SOURCE DOCUMENT section start
Filter pore size influences taxonomic composition of retained eDNA from seawater samples—evidence from shotgun sequencing

Authors: Gómez Repollés, Adrián DOI: 10.3897/mbmg.10.164232 Published: Jan. 1, 2026 Source: Metabarcoding and Metagenomics OpenAlex: View in OpenAlex

Collection: Pensoft Publishers

Keywords: Biodiversity · Topics: Environmental DNA in Biodiversity Studies, Genomics and Phylogenetic Studies, Protist diversity and phylogeny

Environmental DNA (eDNA) is increasingly used in aquatic research and applied biodiversity monitoring, mainly through a metabarcoding approach. This allows detailed analyses of specific taxa of interest but involves amplification by PCR, which can lead to significant taxonomic bias. On the other hand, broad tree-of-life approaches such as shotgun sequencing are easily dominated by prokaryotic DNA, failing to detect less abundant taxa such as metazoans. However, the proportion of eukaryotic DNA could potentially be increased through water filtration with larger pore sizes. In this study, we investigate how filter pore size influences the taxonomic composition of retained aquatic eDNA. We conducted high-throughput shotgun sequencing and 18S rDNA metabarcoding on 15 seawater eDNA samples collected at the same locality but filtered with different pore sizes spanning from 0.2 to 8.0 µm. We could assign only 0.78% of the total shotgun reads to the superkingdom level, but smaller pore sizes (0.2 and 1.2 μm) yielded significantly higher proportions of bacterial reads compared to eukaryotic reads (63 vs. 28%), while larger pore sizes (5.0 and 8.0 μm) yielded significantly higher proportions of eukaryotic reads compared to bacterial reads (49 vs. 31%). Of the 19 metazoan phyla detected with shotgun sequencing, all but one were more abundant in larger pore sizes. Most of the eukaryotic phyla detected (39 of 54) were shared between shotgun and metabarcoding analyses, indicating similar performance of the methods regarding presence/absence estimation at high taxonomic levels. Finally, we compared the reliability of genus-level detections between the two methods for selected groups of metazoans to evaluate the potential of shotgun sequencing for biomonitoring. Our study suggests that the prokaryotic dominance in shotgun sequencing data from aquatic eDNA can be reduced by increasing filter pore size. As reference databases expand, the taxonomic coverage and resolution of shotgun sequencing should improve, likely enhancing the potential of shotgun sequencing for future eDNA research.
SOURCE DOCUMENT section end
AVAILABLE DATA section start
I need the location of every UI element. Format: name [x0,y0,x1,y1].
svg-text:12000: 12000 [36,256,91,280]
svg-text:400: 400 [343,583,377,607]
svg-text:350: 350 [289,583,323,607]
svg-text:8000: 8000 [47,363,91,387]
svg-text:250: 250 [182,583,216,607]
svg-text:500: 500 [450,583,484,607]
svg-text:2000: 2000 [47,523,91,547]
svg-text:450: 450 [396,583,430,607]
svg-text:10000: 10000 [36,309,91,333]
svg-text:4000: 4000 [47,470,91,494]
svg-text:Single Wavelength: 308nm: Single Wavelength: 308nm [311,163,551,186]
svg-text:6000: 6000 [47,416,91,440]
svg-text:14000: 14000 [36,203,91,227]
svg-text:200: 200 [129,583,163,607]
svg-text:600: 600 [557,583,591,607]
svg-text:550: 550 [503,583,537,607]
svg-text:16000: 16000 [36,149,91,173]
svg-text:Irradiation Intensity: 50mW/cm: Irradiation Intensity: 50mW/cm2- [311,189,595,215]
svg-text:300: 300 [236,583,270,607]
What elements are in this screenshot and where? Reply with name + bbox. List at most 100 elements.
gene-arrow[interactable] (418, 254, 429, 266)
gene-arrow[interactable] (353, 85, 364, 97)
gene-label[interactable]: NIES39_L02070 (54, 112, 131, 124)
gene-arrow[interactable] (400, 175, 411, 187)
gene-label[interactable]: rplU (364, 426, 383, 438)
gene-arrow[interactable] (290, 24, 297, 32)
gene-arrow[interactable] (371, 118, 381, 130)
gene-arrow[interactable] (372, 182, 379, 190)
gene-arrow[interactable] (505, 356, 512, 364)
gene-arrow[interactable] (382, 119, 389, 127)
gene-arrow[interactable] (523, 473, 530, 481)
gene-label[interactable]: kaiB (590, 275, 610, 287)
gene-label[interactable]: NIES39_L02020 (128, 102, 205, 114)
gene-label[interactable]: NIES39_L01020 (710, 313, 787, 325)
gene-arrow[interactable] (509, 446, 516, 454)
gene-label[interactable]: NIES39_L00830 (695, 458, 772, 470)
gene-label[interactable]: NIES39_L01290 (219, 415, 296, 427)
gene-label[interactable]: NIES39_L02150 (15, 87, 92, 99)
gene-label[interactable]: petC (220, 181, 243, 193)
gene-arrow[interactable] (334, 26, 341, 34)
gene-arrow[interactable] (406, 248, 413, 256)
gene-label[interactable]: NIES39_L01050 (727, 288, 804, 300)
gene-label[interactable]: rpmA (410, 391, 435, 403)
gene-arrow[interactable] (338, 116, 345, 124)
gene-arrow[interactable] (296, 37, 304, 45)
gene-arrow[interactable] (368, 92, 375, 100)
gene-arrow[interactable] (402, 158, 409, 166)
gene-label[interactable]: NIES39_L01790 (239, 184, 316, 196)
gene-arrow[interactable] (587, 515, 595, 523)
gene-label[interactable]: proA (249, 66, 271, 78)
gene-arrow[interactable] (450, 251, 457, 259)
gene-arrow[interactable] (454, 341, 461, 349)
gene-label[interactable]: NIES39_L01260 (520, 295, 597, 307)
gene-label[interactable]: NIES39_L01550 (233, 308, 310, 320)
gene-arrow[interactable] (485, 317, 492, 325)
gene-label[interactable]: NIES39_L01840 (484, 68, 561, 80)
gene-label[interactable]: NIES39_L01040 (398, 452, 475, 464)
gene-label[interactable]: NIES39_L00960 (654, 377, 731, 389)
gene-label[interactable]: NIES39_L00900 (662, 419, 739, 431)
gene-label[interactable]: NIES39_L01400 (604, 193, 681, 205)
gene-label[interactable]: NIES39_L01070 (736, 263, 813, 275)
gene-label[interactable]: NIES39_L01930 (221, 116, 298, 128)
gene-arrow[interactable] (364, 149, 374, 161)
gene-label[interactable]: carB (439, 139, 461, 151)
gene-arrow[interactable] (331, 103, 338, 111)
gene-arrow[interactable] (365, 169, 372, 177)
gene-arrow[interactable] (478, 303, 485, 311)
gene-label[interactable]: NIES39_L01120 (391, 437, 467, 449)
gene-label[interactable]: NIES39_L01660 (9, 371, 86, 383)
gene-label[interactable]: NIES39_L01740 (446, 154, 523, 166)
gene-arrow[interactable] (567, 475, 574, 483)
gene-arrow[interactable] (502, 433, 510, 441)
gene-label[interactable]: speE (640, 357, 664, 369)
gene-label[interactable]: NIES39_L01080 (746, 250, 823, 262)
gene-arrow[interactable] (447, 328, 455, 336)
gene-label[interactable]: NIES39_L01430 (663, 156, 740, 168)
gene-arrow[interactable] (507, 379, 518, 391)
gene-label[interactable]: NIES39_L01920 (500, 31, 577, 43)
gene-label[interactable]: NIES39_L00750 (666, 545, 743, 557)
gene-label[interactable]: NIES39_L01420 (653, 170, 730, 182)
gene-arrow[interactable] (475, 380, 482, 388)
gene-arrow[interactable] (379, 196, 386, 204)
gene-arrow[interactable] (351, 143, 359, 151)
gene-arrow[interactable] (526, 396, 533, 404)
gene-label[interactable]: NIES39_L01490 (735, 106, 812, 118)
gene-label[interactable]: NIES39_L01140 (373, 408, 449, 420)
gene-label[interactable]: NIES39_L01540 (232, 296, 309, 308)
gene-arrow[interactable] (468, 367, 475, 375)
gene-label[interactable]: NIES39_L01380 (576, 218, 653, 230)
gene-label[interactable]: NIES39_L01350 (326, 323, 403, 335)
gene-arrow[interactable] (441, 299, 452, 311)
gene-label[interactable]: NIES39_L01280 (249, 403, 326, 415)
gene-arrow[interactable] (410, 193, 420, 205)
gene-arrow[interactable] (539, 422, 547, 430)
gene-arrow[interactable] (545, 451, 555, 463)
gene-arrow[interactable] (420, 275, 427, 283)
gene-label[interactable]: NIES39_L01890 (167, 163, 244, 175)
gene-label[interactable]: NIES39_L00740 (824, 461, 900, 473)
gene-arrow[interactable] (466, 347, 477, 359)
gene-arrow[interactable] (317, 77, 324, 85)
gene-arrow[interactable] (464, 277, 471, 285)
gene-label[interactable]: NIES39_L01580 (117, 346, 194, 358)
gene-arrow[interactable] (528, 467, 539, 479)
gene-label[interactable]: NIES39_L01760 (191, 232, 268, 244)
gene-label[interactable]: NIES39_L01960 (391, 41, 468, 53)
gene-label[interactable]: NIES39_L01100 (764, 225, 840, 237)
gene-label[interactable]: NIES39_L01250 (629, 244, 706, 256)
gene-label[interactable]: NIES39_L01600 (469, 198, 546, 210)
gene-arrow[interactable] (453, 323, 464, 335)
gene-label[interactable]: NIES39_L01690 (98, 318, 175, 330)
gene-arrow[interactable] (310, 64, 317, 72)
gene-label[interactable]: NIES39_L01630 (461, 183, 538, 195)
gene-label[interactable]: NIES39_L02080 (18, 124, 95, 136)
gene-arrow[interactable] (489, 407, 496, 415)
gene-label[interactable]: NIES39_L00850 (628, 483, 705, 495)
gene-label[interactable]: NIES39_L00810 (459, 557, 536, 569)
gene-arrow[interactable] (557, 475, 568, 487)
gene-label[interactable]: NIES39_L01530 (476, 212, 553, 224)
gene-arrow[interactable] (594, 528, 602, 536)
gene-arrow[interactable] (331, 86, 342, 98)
AVAILABLE DATA section end
EXERCISE => Could you rewrite the paragraph beginning "Environmental DNA (eDNA) is increasingly used" in the abstract on filter pore size as a short bulleted list of its main facts? The listing has no connection to the abstract on filter pore size.

ANSWER =>
- eDNA is widely used in aquatic research and biodiversity monitoring, mostly through metabarcoding. That approach relies on PCR amplification, which can cause significant taxonomic bias.
- Shotgun sequencing is a broad alternative, but prokaryotic DNA tends to dominate it, so less abundant taxa such as metazoans go undetected.
- The study tested whether larger filter pore sizes increase the share of eukaryotic DNA.
- Fifteen seawater samples from one locality were filtered at pore sizes from 0.2 to 8.0 µm. They were analyzed by shotgun sequencing and 18S rDNA metabarcoding.
- Only 0.78% of shotgun reads could be assigned to superkingdom.
- Small pores (0.2 and 1.2 µm) gave more bacterial than eukaryotic reads (63% vs. 28%).
- Large pores (5.0 and 8.0 µm) gave more eukaryotic than bacterial reads (49% vs. 31%).
- Of 19 metazoan phyla detected by shotgun sequencing, all but one were more abundant at larger pore sizes.
- Both methods detected 39 of 54 eukaryotic phyla, so they performed similarly for presence/absence at high taxonomic levels.
- Genus-level detections were compared for selected metazoan groups to assess shotgun sequencing for biomonitoring.
- Conclusion: larger pore sizes can reduce prokaryotic dominance. Expanding reference databases should improve shotgun sequencing's coverage and resolution for eDNA research.